Do this:
Only the number is needed: how many lines contain the word "xlabel"?

(Items from a dataset)
* BEGIN *

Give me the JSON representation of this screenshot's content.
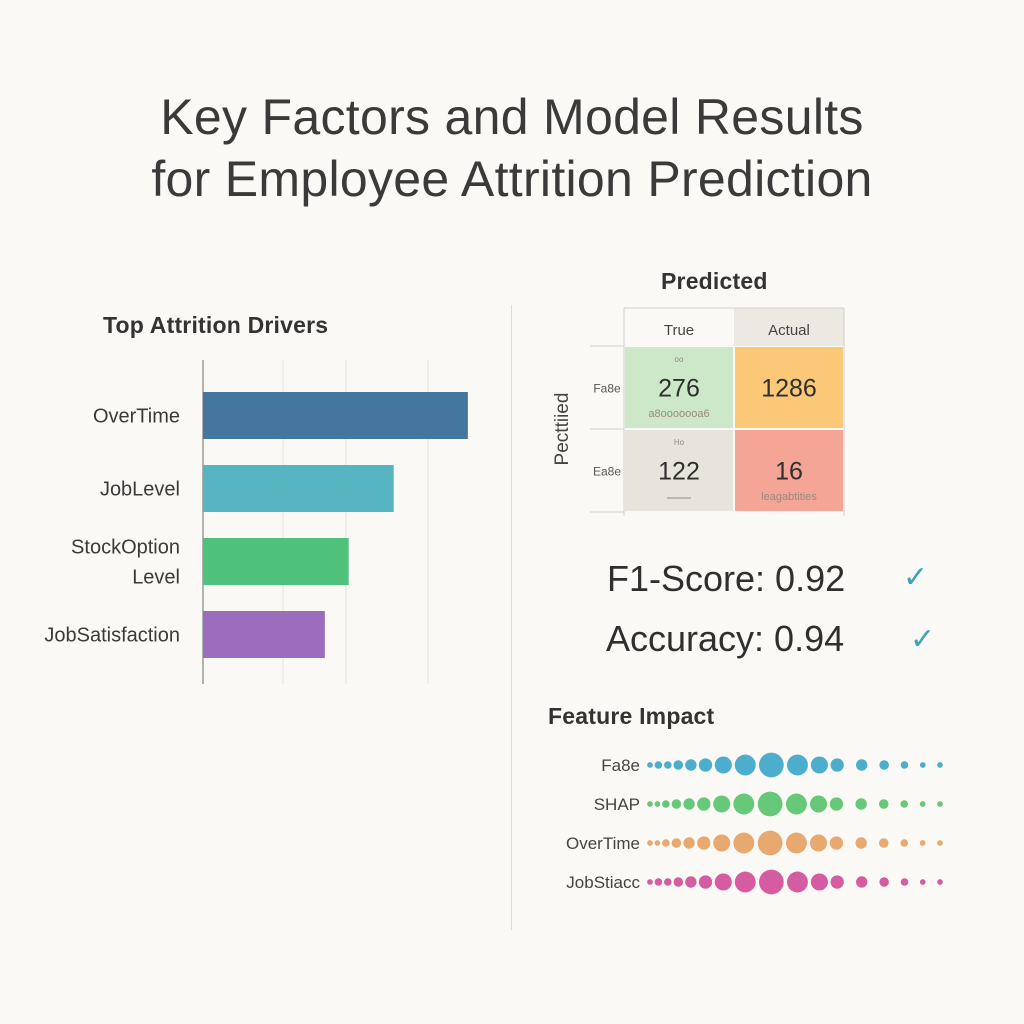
{
  "title_line1": "Key Factors and Model Results",
  "title_line2": "for Employee Attrition Prediction",
  "colors": {
    "overtime": "#45769f",
    "joblevel": "#57b5c2",
    "stock": "#4ec27c",
    "jobsat": "#9c6dbc",
    "dot_blue": "#3aa4c8",
    "dot_green": "#55c26a",
    "dot_orange": "#e6a062",
    "dot_pink": "#d04a98",
    "cm_green": "#cde8c8",
    "cm_orange": "#fbc877",
    "cm_gray": "#e7e4dc",
    "cm_red": "#f4a595",
    "check": "#3aa4b8"
  },
  "chart_data": [
    {
      "type": "bar",
      "orientation": "horizontal",
      "title": "Top Attrition Drivers",
      "categories": [
        "OverTime",
        "JobLevel",
        "StockOption Level",
        "JobSatisfaction"
      ],
      "category_lines": [
        [
          "OverTime"
        ],
        [
          "JobLevel"
        ],
        [
          "StockOption",
          "Level"
        ],
        [
          "JobSatisfaction"
        ]
      ],
      "values": [
        1.0,
        0.72,
        0.55,
        0.46
      ],
      "xlim": [
        0,
        1.05
      ],
      "grid": true
    },
    {
      "type": "heatmap",
      "title": "Predicted",
      "col_labels": [
        "True",
        "Actual"
      ],
      "row_axis_label": "Pecttiied",
      "row_labels": [
        "Fa8e",
        "Ea8e"
      ],
      "cells": [
        [
          276,
          1286
        ],
        [
          122,
          16
        ]
      ],
      "cell_sublabels": [
        [
          "a8ooooooa6",
          ""
        ],
        [
          "",
          "leagabtities"
        ]
      ],
      "cell_toplabels": [
        [
          "oo",
          ""
        ],
        [
          "Ho",
          ""
        ]
      ]
    },
    {
      "type": "scatter",
      "title": "Feature Impact",
      "rows": [
        "Fa8e",
        "SHAP",
        "OverTime",
        "JobStiacc"
      ],
      "dot_sizes": [
        [
          3,
          4,
          4,
          5,
          6,
          7,
          9,
          11,
          13,
          11,
          9,
          7,
          6,
          5,
          4,
          3,
          3
        ],
        [
          3,
          3,
          4,
          5,
          6,
          7,
          9,
          11,
          13,
          11,
          9,
          7,
          6,
          5,
          4,
          3,
          3
        ],
        [
          3,
          3,
          4,
          5,
          6,
          7,
          9,
          11,
          13,
          11,
          9,
          7,
          6,
          5,
          4,
          3,
          3
        ],
        [
          3,
          4,
          4,
          5,
          6,
          7,
          9,
          11,
          13,
          11,
          9,
          7,
          6,
          5,
          4,
          3,
          3
        ]
      ]
    }
  ],
  "metrics": {
    "f1_label": "F1-Score:",
    "f1_value": "0.92",
    "accuracy_label": "Accuracy:",
    "accuracy_value": "0.94",
    "check_glyph": "✓"
  }
}
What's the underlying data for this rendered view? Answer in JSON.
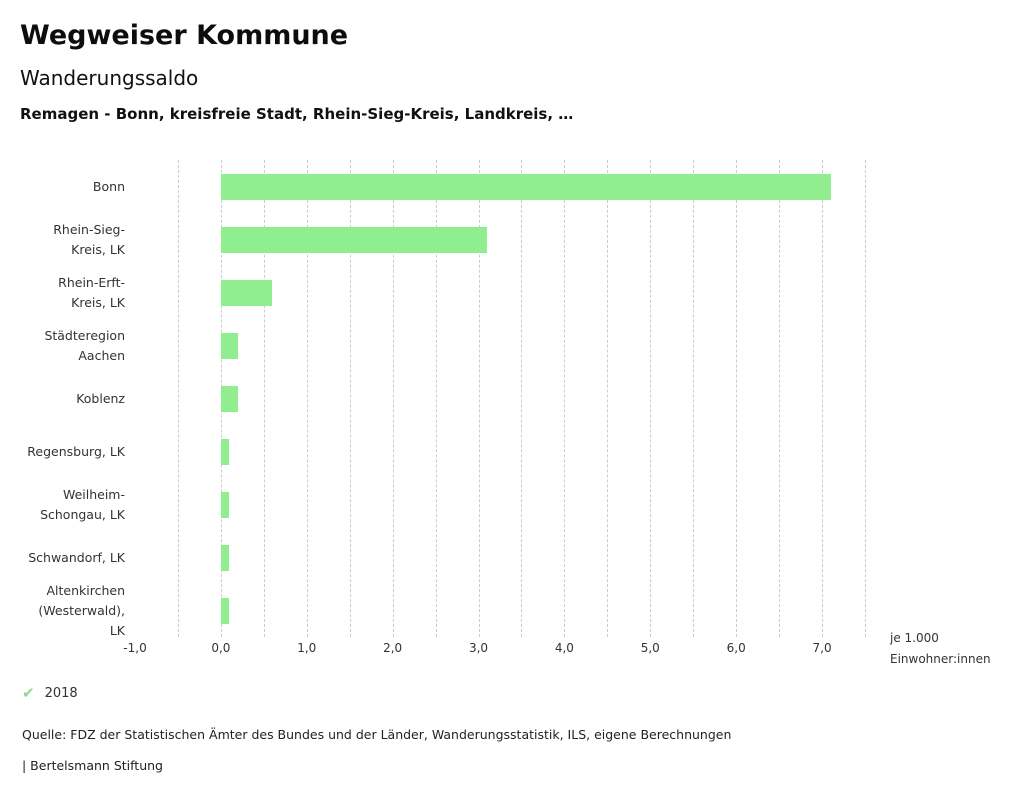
{
  "header": {
    "title": "Wegweiser Kommune",
    "subtitle": "Wanderungssaldo",
    "description": "Remagen - Bonn, kreisfreie Stadt, Rhein-Sieg-Kreis, Landkreis, …"
  },
  "chart_data": {
    "type": "bar",
    "orientation": "horizontal",
    "title": "Wanderungssaldo",
    "subtitle": "Remagen - Bonn, kreisfreie Stadt, Rhein-Sieg-Kreis, Landkreis, …",
    "categories": [
      "Bonn",
      "Rhein-Sieg-Kreis, LK",
      "Rhein-Erft-Kreis, LK",
      "Städteregion Aachen",
      "Koblenz",
      "Regensburg, LK",
      "Weilheim-Schongau, LK",
      "Schwandorf, LK",
      "Altenkirchen (Westerwald), LK"
    ],
    "category_lines": [
      [
        "Bonn"
      ],
      [
        "Rhein-Sieg-",
        "Kreis, LK"
      ],
      [
        "Rhein-Erft-",
        "Kreis, LK"
      ],
      [
        "Städteregion",
        "Aachen"
      ],
      [
        "Koblenz"
      ],
      [
        "Regensburg, LK"
      ],
      [
        "Weilheim-",
        "Schongau, LK"
      ],
      [
        "Schwandorf, LK"
      ],
      [
        "Altenkirchen",
        "(Westerwald),",
        "LK"
      ]
    ],
    "series_name": "2018",
    "values": [
      7.1,
      3.1,
      0.6,
      0.2,
      0.2,
      0.1,
      0.1,
      0.1,
      0.1
    ],
    "xlim": [
      -1.0,
      7.5
    ],
    "x_tick_values": [
      -1,
      0,
      1,
      2,
      3,
      4,
      5,
      6,
      7
    ],
    "x_ticks": [
      "-1,0",
      "0,0",
      "1,0",
      "2,0",
      "3,0",
      "4,0",
      "5,0",
      "6,0",
      "7,0"
    ],
    "grid": true,
    "grid_step": 0.5,
    "bar_color": "#90ee90",
    "xlabel": "je 1.000 Einwohner:innen",
    "axis_unit_lines": [
      "je 1.000",
      "Einwohner:innen"
    ],
    "legend_position": "bottom-left"
  },
  "legend": {
    "year": "2018",
    "check_color": "#8cd98c",
    "check_icon": "✔"
  },
  "footer": {
    "source": "Quelle: FDZ der Statistischen Ämter des Bundes und der Länder, Wanderungsstatistik, ILS, eigene Berechnungen",
    "attribution": "| Bertelsmann Stiftung"
  }
}
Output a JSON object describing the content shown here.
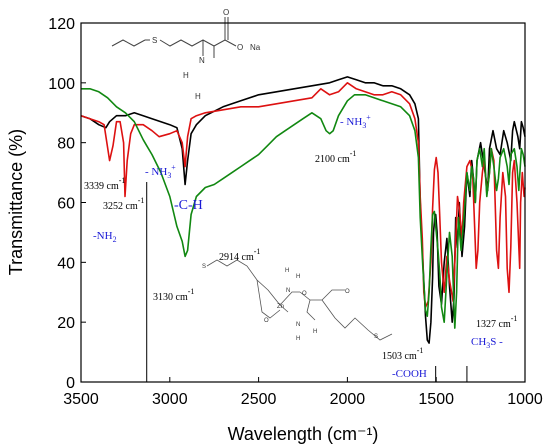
{
  "chart_data": {
    "type": "line",
    "title": "",
    "xlabel": "Wavelength (cm⁻¹)",
    "ylabel": "Transmittance (%)",
    "xlim": [
      3500,
      1000
    ],
    "ylim": [
      0,
      120
    ],
    "x_reversed": true,
    "x_ticks": [
      3500,
      3000,
      2500,
      2000,
      1500,
      1000
    ],
    "y_ticks": [
      0,
      20,
      40,
      60,
      80,
      100,
      120
    ],
    "grid": false,
    "legend": "none",
    "series": [
      {
        "color": "#000000",
        "points": [
          [
            3500,
            89
          ],
          [
            3450,
            88
          ],
          [
            3400,
            86
          ],
          [
            3360,
            85
          ],
          [
            3339,
            87
          ],
          [
            3300,
            89
          ],
          [
            3250,
            89
          ],
          [
            3200,
            90
          ],
          [
            3150,
            89
          ],
          [
            3100,
            88
          ],
          [
            3050,
            87
          ],
          [
            3000,
            86
          ],
          [
            2960,
            85
          ],
          [
            2930,
            78
          ],
          [
            2914,
            66
          ],
          [
            2900,
            74
          ],
          [
            2880,
            83
          ],
          [
            2850,
            86
          ],
          [
            2800,
            89
          ],
          [
            2700,
            92
          ],
          [
            2600,
            94
          ],
          [
            2500,
            96
          ],
          [
            2400,
            97
          ],
          [
            2300,
            98
          ],
          [
            2200,
            99
          ],
          [
            2100,
            100
          ],
          [
            2050,
            101
          ],
          [
            2000,
            102
          ],
          [
            1950,
            101
          ],
          [
            1900,
            100
          ],
          [
            1850,
            100
          ],
          [
            1800,
            99
          ],
          [
            1750,
            99
          ],
          [
            1700,
            98
          ],
          [
            1650,
            96
          ],
          [
            1620,
            93
          ],
          [
            1600,
            88
          ],
          [
            1590,
            60
          ],
          [
            1575,
            40
          ],
          [
            1560,
            22
          ],
          [
            1550,
            14
          ],
          [
            1540,
            13
          ],
          [
            1530,
            20
          ],
          [
            1520,
            35
          ],
          [
            1515,
            50
          ],
          [
            1508,
            55
          ],
          [
            1503,
            56
          ],
          [
            1495,
            50
          ],
          [
            1485,
            32
          ],
          [
            1470,
            26
          ],
          [
            1455,
            40
          ],
          [
            1440,
            48
          ],
          [
            1425,
            32
          ],
          [
            1410,
            20
          ],
          [
            1400,
            28
          ],
          [
            1390,
            55
          ],
          [
            1380,
            45
          ],
          [
            1370,
            60
          ],
          [
            1355,
            42
          ],
          [
            1340,
            52
          ],
          [
            1327,
            70
          ],
          [
            1310,
            62
          ],
          [
            1300,
            74
          ],
          [
            1290,
            68
          ],
          [
            1280,
            60
          ],
          [
            1270,
            74
          ],
          [
            1250,
            80
          ],
          [
            1230,
            72
          ],
          [
            1210,
            64
          ],
          [
            1200,
            78
          ],
          [
            1180,
            84
          ],
          [
            1160,
            78
          ],
          [
            1140,
            76
          ],
          [
            1120,
            84
          ],
          [
            1100,
            80
          ],
          [
            1080,
            74
          ],
          [
            1070,
            84
          ],
          [
            1060,
            87
          ],
          [
            1040,
            82
          ],
          [
            1030,
            78
          ],
          [
            1020,
            87
          ],
          [
            1010,
            85
          ],
          [
            1000,
            82
          ]
        ]
      },
      {
        "color": "#dd1111",
        "points": [
          [
            3500,
            89
          ],
          [
            3450,
            88
          ],
          [
            3400,
            87
          ],
          [
            3370,
            86
          ],
          [
            3339,
            74
          ],
          [
            3320,
            79
          ],
          [
            3300,
            87
          ],
          [
            3280,
            87
          ],
          [
            3260,
            80
          ],
          [
            3252,
            62
          ],
          [
            3240,
            74
          ],
          [
            3220,
            83
          ],
          [
            3200,
            86
          ],
          [
            3150,
            86
          ],
          [
            3100,
            84
          ],
          [
            3060,
            82
          ],
          [
            3000,
            83
          ],
          [
            2960,
            84
          ],
          [
            2930,
            80
          ],
          [
            2914,
            72
          ],
          [
            2900,
            82
          ],
          [
            2880,
            88
          ],
          [
            2850,
            89
          ],
          [
            2800,
            90
          ],
          [
            2700,
            91
          ],
          [
            2600,
            92
          ],
          [
            2500,
            92
          ],
          [
            2400,
            93
          ],
          [
            2300,
            94
          ],
          [
            2200,
            95
          ],
          [
            2150,
            98
          ],
          [
            2100,
            96
          ],
          [
            2050,
            97
          ],
          [
            2000,
            100
          ],
          [
            1950,
            98
          ],
          [
            1900,
            97
          ],
          [
            1850,
            96
          ],
          [
            1800,
            96
          ],
          [
            1750,
            97
          ],
          [
            1700,
            96
          ],
          [
            1650,
            93
          ],
          [
            1620,
            88
          ],
          [
            1600,
            80
          ],
          [
            1590,
            62
          ],
          [
            1578,
            48
          ],
          [
            1570,
            30
          ],
          [
            1560,
            25
          ],
          [
            1545,
            27
          ],
          [
            1530,
            40
          ],
          [
            1520,
            58
          ],
          [
            1510,
            71
          ],
          [
            1500,
            75
          ],
          [
            1490,
            70
          ],
          [
            1480,
            55
          ],
          [
            1470,
            40
          ],
          [
            1455,
            30
          ],
          [
            1440,
            42
          ],
          [
            1425,
            34
          ],
          [
            1405,
            27
          ],
          [
            1395,
            40
          ],
          [
            1380,
            62
          ],
          [
            1370,
            58
          ],
          [
            1355,
            48
          ],
          [
            1345,
            60
          ],
          [
            1327,
            72
          ],
          [
            1310,
            74
          ],
          [
            1295,
            70
          ],
          [
            1285,
            54
          ],
          [
            1275,
            38
          ],
          [
            1265,
            44
          ],
          [
            1255,
            60
          ],
          [
            1240,
            70
          ],
          [
            1230,
            75
          ],
          [
            1215,
            63
          ],
          [
            1200,
            70
          ],
          [
            1190,
            78
          ],
          [
            1175,
            74
          ],
          [
            1160,
            44
          ],
          [
            1150,
            38
          ],
          [
            1140,
            55
          ],
          [
            1125,
            70
          ],
          [
            1110,
            62
          ],
          [
            1100,
            38
          ],
          [
            1090,
            30
          ],
          [
            1080,
            45
          ],
          [
            1070,
            70
          ],
          [
            1060,
            74
          ],
          [
            1045,
            60
          ],
          [
            1030,
            38
          ],
          [
            1025,
            60
          ],
          [
            1015,
            70
          ],
          [
            1005,
            62
          ],
          [
            1000,
            65
          ]
        ]
      },
      {
        "color": "#118811",
        "points": [
          [
            3500,
            98
          ],
          [
            3450,
            98
          ],
          [
            3400,
            97
          ],
          [
            3350,
            95
          ],
          [
            3300,
            92
          ],
          [
            3250,
            90
          ],
          [
            3200,
            87
          ],
          [
            3150,
            81
          ],
          [
            3130,
            79
          ],
          [
            3100,
            76
          ],
          [
            3050,
            70
          ],
          [
            3000,
            62
          ],
          [
            2960,
            52
          ],
          [
            2930,
            47
          ],
          [
            2914,
            42
          ],
          [
            2900,
            44
          ],
          [
            2880,
            56
          ],
          [
            2850,
            62
          ],
          [
            2800,
            65
          ],
          [
            2750,
            66
          ],
          [
            2700,
            68
          ],
          [
            2650,
            70
          ],
          [
            2600,
            72
          ],
          [
            2550,
            74
          ],
          [
            2500,
            76
          ],
          [
            2450,
            79
          ],
          [
            2400,
            82
          ],
          [
            2350,
            84
          ],
          [
            2300,
            86
          ],
          [
            2250,
            88
          ],
          [
            2200,
            90
          ],
          [
            2150,
            88
          ],
          [
            2120,
            84
          ],
          [
            2100,
            83
          ],
          [
            2080,
            84
          ],
          [
            2050,
            89
          ],
          [
            2000,
            94
          ],
          [
            1960,
            96
          ],
          [
            1900,
            96
          ],
          [
            1850,
            95
          ],
          [
            1800,
            94
          ],
          [
            1750,
            93
          ],
          [
            1700,
            92
          ],
          [
            1650,
            89
          ],
          [
            1620,
            84
          ],
          [
            1600,
            75
          ],
          [
            1590,
            55
          ],
          [
            1575,
            38
          ],
          [
            1560,
            24
          ],
          [
            1550,
            22
          ],
          [
            1540,
            30
          ],
          [
            1530,
            45
          ],
          [
            1520,
            56
          ],
          [
            1510,
            57
          ],
          [
            1503,
            52
          ],
          [
            1490,
            44
          ],
          [
            1480,
            36
          ],
          [
            1470,
            25
          ],
          [
            1455,
            20
          ],
          [
            1440,
            36
          ],
          [
            1425,
            50
          ],
          [
            1410,
            42
          ],
          [
            1395,
            18
          ],
          [
            1385,
            30
          ],
          [
            1375,
            55
          ],
          [
            1360,
            44
          ],
          [
            1345,
            54
          ],
          [
            1335,
            62
          ],
          [
            1327,
            70
          ],
          [
            1310,
            64
          ],
          [
            1300,
            72
          ],
          [
            1290,
            68
          ],
          [
            1280,
            60
          ],
          [
            1270,
            74
          ],
          [
            1255,
            78
          ],
          [
            1240,
            72
          ],
          [
            1230,
            78
          ],
          [
            1215,
            62
          ],
          [
            1200,
            70
          ],
          [
            1190,
            78
          ],
          [
            1175,
            72
          ],
          [
            1160,
            64
          ],
          [
            1150,
            68
          ],
          [
            1140,
            75
          ],
          [
            1120,
            78
          ],
          [
            1100,
            72
          ],
          [
            1090,
            66
          ],
          [
            1080,
            76
          ],
          [
            1060,
            78
          ],
          [
            1045,
            72
          ],
          [
            1035,
            64
          ],
          [
            1020,
            78
          ],
          [
            1010,
            76
          ],
          [
            1000,
            72
          ]
        ]
      }
    ],
    "annotations": [
      {
        "text": "3339 cm",
        "sup": "-1",
        "color": "black"
      },
      {
        "text": "3252 cm",
        "sup": "-1",
        "color": "black"
      },
      {
        "text": "-NH",
        "sub": "2",
        "color": "blue"
      },
      {
        "text": "- NH",
        "sub": "3",
        "sup": "+",
        "color": "blue",
        "id": "nh3_left"
      },
      {
        "text": "-C-H",
        "color": "blue"
      },
      {
        "text": "2914 cm",
        "sup": "-1",
        "color": "black"
      },
      {
        "text": "3130 cm",
        "sup": "-1",
        "color": "black"
      },
      {
        "text": "- NH",
        "sub": "3",
        "sup": "+",
        "color": "blue",
        "id": "nh3_right"
      },
      {
        "text": "2100 cm",
        "sup": "-1",
        "color": "black"
      },
      {
        "text": "1503 cm",
        "sup": "-1",
        "color": "black"
      },
      {
        "text": "-COOH",
        "color": "blue"
      },
      {
        "text": "1327  cm",
        "sup": "-1",
        "color": "black"
      },
      {
        "text": "CH",
        "sub": "3",
        "tail": "S -",
        "color": "blue"
      }
    ],
    "markers": [
      3130,
      1503,
      1327
    ]
  },
  "molecules": {
    "top": {
      "na_label": "Na",
      "o_label": "O",
      "n_label": "N",
      "h_label": "H",
      "s_label": "S"
    },
    "bottom": {
      "zn_label": "Zn",
      "o_label": "O",
      "n_label": "N",
      "h_label": "H",
      "s_label": "S"
    }
  }
}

* END *

Response to this exercise:
2